---------- Data ----------

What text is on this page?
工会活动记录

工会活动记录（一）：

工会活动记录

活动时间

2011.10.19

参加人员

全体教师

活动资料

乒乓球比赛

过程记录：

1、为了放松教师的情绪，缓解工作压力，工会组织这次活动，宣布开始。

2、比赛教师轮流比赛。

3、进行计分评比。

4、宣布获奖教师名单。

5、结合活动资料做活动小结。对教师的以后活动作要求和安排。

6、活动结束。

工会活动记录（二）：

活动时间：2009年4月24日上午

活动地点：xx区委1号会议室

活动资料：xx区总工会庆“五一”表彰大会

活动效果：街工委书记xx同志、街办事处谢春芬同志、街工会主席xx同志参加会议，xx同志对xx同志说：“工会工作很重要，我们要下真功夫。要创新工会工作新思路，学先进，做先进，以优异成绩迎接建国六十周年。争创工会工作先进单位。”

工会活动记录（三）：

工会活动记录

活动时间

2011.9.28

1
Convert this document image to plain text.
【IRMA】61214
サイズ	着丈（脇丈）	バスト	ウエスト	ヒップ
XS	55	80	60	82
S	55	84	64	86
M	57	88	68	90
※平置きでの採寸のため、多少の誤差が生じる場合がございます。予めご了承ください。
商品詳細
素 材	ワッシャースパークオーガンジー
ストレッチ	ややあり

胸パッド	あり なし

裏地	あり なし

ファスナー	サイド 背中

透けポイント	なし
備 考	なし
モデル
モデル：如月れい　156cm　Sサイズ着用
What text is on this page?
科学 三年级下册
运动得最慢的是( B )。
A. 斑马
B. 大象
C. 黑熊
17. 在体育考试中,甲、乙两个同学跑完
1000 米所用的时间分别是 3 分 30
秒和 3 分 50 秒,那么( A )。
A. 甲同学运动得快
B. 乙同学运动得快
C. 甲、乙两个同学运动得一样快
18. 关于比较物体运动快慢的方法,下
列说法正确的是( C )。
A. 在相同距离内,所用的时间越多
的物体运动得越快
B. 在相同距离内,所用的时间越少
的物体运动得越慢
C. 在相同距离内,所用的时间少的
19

----------

Problem to solve
Write out the entries above word for word.

Response to this exercise
What text is on this page?
工会活动记录

工会活动记录（一）：

工会活动记录

活动时间

2011.10.19

参加人员

全体教师

活动资料

乒乓球比赛

过程记录：

1、为了放松教师的情绪，缓解工作压力，工会组织这次活动，宣布开始。

2、比赛教师轮流比赛。

3、进行计分评比。

4、宣布获奖教师名单。

5、结合活动资料做活动小结。对教师的以后活动作要求和安排。

6、活动结束。

工会活动记录（二）：

活动时间：2009年4月24日上午

活动地点：xx区委1号会议室

活动资料：xx区总工会庆“五一”表彰大会

活动效果：街工委书记xx同志、街办事处谢春芬同志、街工会主席xx同志参加会议，xx同志对xx同志说：“工会工作很重要，我们要下真功夫。要创新工会工作新思路，学先进，做先进，以优异成绩迎接建国六十周年。争创工会工作先进单位。”

工会活动记录（三）：

工会活动记录

活动时间

2011.9.28

1
Convert this document image to plain text.
【IRMA】61214
サイズ	着丈（脇丈）	バスト	ウエスト	ヒップ
XS	55	80	60	82
S	55	84	64	86
M	57	88	68	90
※平置きでの採寸のため、多少の誤差が生じる場合がございます。予めご了承ください。
商品詳細
素 材	ワッシャースパークオーガンジー
ストレッチ	ややあり

胸パッド	あり なし

裏地	あり なし

ファスナー	サイド 背中

透けポイント	なし
備 考	なし
モデル
モデル：如月れい　156cm　Sサイズ着用
What text is on this page?
科学 三年级下册
运动得最慢的是( B )。
A. 斑马
B. 大象
C. 黑熊
17. 在体育考试中,甲、乙两个同学跑完
1000 米所用的时间分别是 3 分 30
秒和 3 分 50 秒,那么( A )。
A. 甲同学运动得快
B. 乙同学运动得快
C. 甲、乙两个同学运动得一样快
18. 关于比较物体运动快慢的方法,下
列说法正确的是( C )。
A. 在相同距离内,所用的时间越多
的物体运动得越快
B. 在相同距离内,所用的时间越少
的物体运动得越慢
C. 在相同距离内,所用的时间少的
19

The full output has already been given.